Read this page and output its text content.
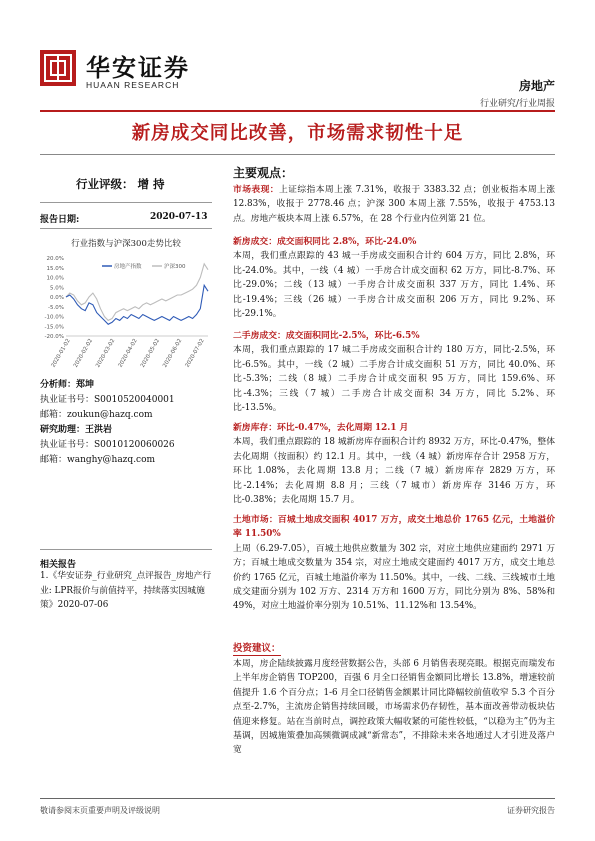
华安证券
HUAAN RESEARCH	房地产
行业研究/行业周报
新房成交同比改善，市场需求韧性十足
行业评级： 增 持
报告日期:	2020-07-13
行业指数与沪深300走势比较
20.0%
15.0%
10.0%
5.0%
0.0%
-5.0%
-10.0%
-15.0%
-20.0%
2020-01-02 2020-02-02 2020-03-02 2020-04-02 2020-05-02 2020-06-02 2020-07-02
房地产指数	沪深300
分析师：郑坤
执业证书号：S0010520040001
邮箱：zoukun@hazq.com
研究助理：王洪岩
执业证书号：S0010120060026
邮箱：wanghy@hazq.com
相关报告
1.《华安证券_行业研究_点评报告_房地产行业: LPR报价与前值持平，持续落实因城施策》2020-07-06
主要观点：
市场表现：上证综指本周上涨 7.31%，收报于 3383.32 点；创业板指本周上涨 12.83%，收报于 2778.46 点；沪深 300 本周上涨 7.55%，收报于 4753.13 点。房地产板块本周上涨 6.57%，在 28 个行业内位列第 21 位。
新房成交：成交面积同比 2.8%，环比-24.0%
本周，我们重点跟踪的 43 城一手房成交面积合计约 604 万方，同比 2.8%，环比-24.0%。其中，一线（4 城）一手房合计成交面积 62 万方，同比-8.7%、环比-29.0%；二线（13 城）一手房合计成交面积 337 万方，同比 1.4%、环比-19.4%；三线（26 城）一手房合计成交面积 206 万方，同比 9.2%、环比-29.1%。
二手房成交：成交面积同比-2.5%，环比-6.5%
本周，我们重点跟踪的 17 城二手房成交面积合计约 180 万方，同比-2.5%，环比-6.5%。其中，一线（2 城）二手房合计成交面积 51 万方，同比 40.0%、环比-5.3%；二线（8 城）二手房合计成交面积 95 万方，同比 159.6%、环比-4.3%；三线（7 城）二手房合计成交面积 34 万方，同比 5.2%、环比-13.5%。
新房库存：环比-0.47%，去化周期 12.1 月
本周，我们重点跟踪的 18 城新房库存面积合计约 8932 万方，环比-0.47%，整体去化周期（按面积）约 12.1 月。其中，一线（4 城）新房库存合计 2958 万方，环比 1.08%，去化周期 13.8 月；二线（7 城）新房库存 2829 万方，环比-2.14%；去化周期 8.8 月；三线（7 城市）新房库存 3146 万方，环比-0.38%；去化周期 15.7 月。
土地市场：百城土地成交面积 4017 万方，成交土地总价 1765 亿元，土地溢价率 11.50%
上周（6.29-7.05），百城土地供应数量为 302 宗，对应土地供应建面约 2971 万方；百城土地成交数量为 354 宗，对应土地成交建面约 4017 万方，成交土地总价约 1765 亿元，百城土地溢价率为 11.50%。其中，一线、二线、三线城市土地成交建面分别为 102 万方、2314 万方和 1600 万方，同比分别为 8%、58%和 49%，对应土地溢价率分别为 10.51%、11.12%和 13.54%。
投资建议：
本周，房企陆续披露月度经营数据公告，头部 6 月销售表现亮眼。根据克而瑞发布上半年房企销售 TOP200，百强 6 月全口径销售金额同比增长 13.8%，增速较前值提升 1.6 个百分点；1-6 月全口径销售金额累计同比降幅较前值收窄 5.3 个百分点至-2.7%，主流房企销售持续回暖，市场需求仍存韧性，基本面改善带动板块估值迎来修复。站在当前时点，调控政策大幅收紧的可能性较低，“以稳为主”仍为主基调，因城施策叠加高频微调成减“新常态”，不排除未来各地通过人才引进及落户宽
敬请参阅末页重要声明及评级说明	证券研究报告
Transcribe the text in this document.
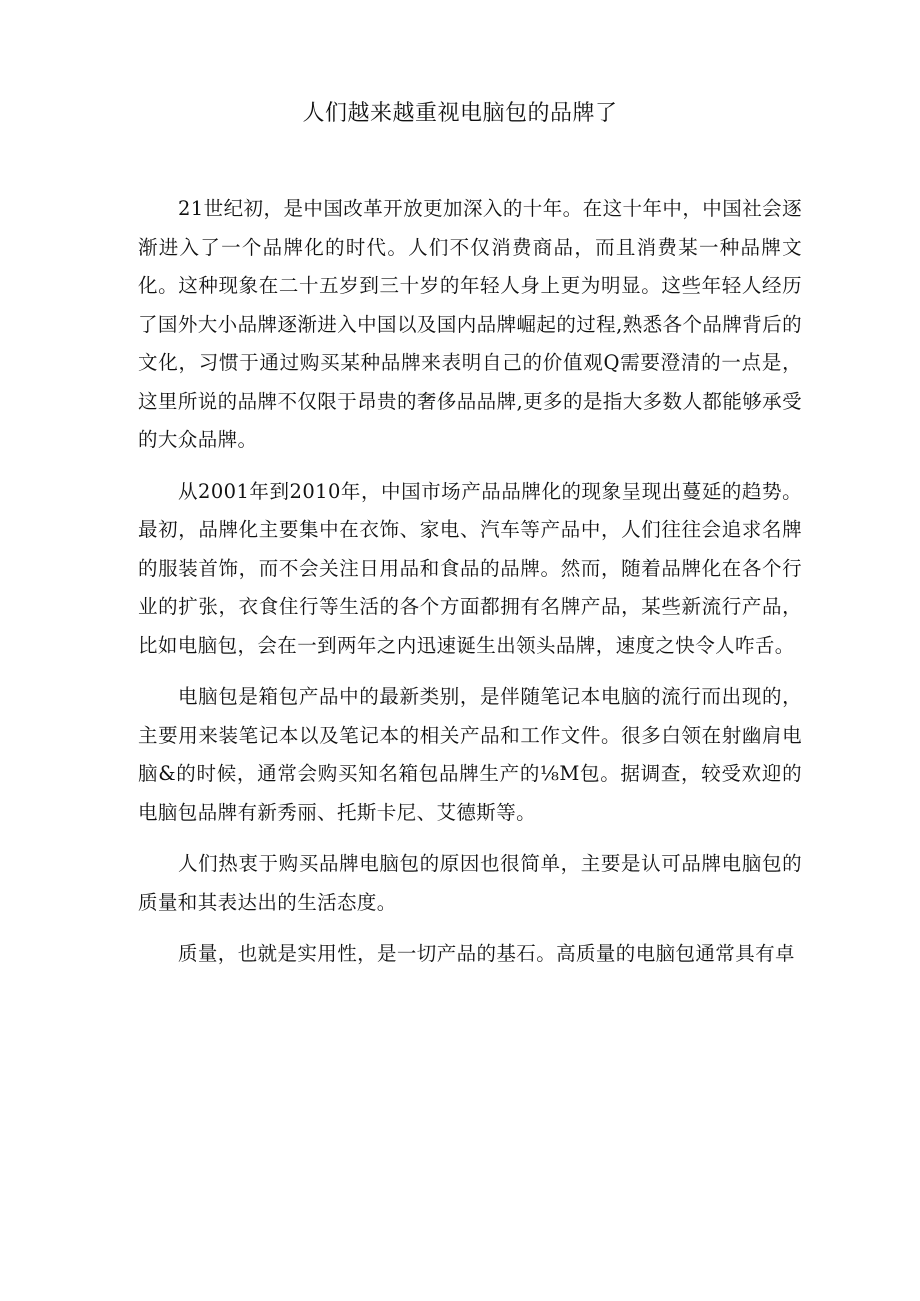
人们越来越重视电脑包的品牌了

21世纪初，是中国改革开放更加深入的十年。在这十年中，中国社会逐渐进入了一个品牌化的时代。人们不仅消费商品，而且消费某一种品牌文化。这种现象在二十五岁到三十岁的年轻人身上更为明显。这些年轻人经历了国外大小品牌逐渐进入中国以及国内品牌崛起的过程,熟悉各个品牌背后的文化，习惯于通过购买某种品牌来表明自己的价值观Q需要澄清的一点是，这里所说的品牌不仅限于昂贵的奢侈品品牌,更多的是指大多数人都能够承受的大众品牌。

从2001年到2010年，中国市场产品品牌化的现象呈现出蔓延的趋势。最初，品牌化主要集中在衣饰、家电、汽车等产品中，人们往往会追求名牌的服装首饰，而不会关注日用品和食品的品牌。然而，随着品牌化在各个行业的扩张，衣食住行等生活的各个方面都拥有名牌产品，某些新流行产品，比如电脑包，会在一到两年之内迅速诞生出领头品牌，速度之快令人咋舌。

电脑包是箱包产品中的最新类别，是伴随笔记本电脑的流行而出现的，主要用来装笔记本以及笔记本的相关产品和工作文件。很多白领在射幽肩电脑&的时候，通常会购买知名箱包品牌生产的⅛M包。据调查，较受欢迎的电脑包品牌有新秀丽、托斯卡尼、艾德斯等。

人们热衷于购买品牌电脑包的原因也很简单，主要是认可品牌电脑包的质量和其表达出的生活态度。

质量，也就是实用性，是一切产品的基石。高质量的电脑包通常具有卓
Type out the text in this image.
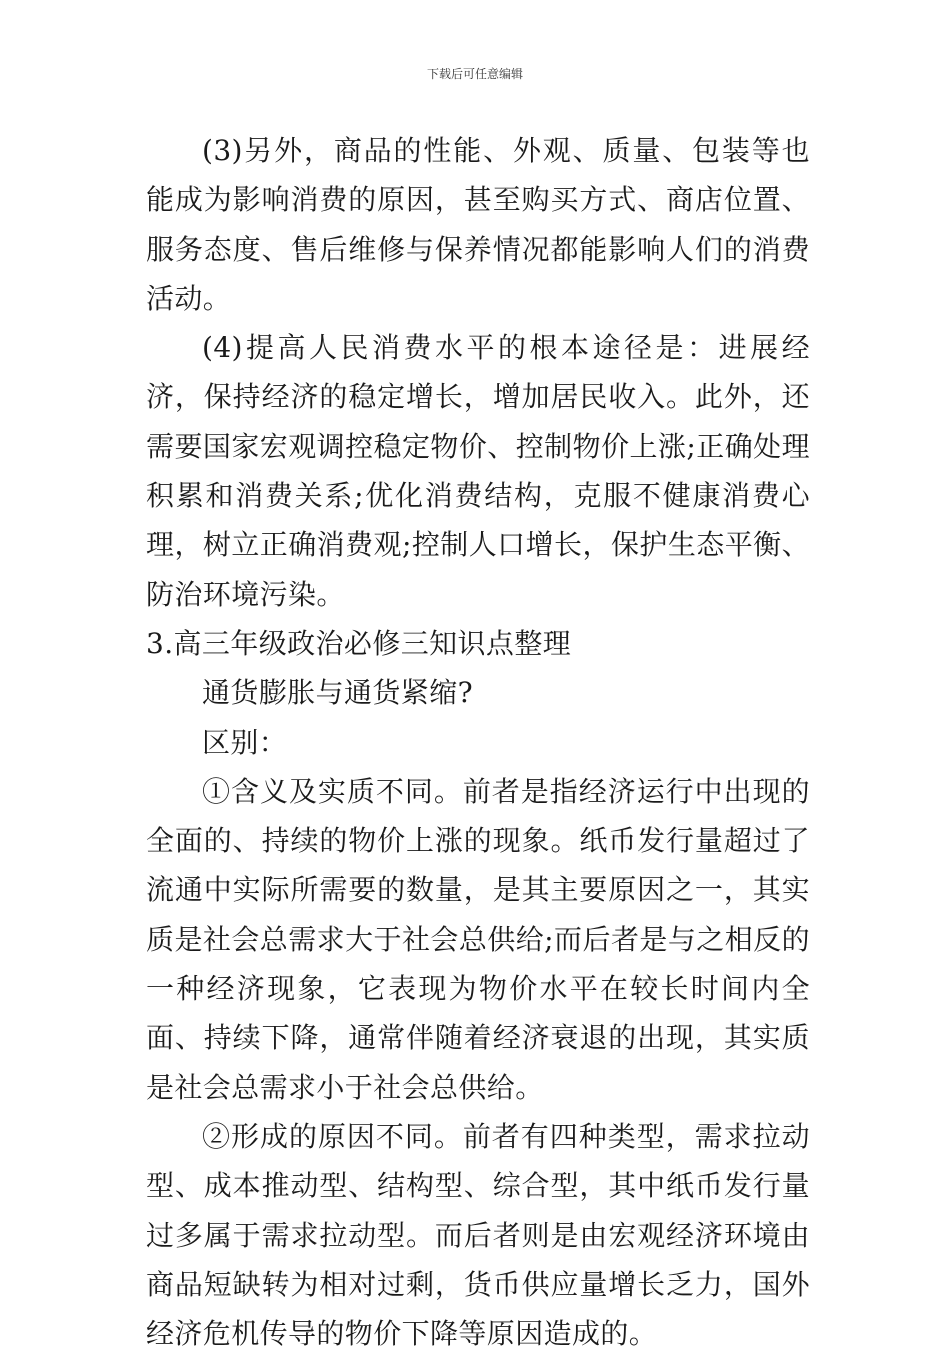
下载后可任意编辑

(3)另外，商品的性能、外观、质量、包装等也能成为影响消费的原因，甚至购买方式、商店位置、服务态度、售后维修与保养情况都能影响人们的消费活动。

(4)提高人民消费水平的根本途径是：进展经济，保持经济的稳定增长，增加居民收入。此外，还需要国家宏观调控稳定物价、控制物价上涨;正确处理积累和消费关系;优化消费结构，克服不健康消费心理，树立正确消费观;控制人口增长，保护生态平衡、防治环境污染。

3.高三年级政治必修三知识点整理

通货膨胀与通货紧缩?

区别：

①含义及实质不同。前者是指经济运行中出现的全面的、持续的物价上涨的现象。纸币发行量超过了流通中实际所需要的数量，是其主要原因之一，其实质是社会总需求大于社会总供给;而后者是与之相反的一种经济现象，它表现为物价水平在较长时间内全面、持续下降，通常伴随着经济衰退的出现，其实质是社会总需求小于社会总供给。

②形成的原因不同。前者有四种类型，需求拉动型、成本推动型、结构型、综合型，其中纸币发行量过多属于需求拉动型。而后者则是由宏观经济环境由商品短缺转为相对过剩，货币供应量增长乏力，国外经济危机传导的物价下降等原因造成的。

--

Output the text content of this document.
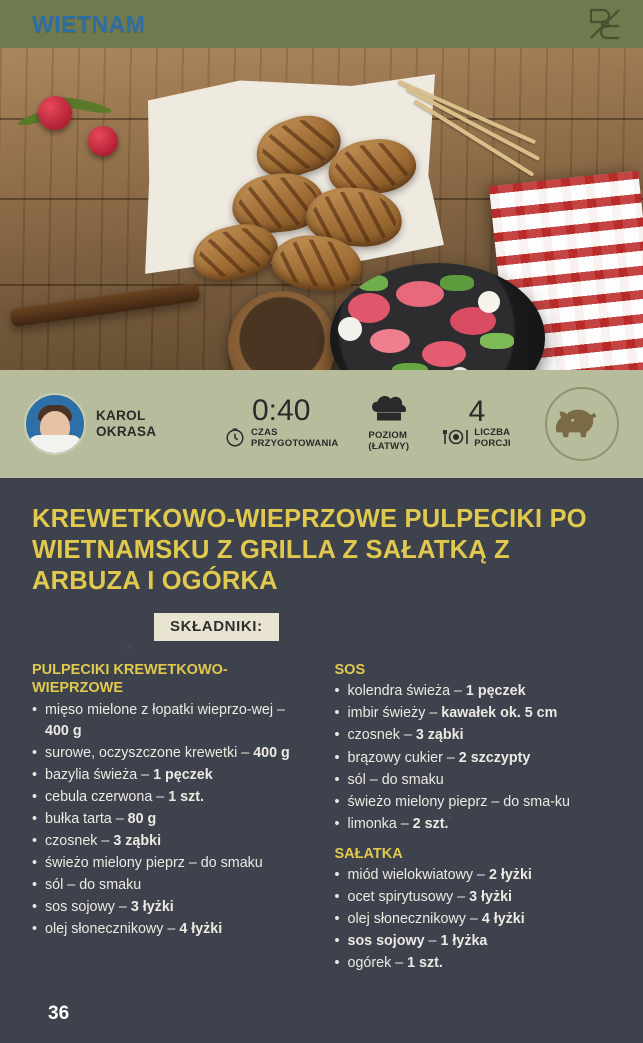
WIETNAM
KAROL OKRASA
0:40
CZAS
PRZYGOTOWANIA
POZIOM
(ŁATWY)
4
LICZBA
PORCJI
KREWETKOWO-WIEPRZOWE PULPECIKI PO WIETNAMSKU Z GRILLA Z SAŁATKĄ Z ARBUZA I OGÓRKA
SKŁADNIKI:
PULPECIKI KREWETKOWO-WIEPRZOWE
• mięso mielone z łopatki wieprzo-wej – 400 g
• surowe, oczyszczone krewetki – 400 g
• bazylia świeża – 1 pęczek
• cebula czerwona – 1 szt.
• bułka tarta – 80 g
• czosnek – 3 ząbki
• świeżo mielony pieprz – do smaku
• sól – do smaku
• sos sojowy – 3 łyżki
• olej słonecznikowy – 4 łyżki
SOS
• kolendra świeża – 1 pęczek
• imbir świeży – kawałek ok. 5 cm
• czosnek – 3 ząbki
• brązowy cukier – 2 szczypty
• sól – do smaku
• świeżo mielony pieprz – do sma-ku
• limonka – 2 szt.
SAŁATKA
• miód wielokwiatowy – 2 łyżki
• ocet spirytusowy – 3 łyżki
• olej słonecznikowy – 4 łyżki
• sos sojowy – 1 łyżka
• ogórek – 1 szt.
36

• _DIRECTIONS_
In the records above, find each line holding "text" and copy it.

• _ANSWER IN FULL_
Read this page and output its text content.
Transcribe the text in this document.
Type out the text in this image.
Output the text content of this document.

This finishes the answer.